#### [Required task]
Extract every line that includes the string "with".

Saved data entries
※

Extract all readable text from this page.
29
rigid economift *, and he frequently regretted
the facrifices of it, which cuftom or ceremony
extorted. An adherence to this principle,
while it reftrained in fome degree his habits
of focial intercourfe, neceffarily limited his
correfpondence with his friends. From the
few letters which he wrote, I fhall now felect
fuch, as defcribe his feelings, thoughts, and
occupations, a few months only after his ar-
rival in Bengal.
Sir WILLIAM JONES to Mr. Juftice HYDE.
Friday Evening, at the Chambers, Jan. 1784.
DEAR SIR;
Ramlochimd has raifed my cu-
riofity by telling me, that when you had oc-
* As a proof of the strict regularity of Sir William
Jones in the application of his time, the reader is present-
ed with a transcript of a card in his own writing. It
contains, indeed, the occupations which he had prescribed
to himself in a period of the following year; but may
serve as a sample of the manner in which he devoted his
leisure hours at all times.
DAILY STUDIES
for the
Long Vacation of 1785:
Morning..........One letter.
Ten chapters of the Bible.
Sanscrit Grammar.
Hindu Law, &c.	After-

※

#### [Task output]
correfpondence with his friends. From the
ed with a transcript of a card in his own writing. It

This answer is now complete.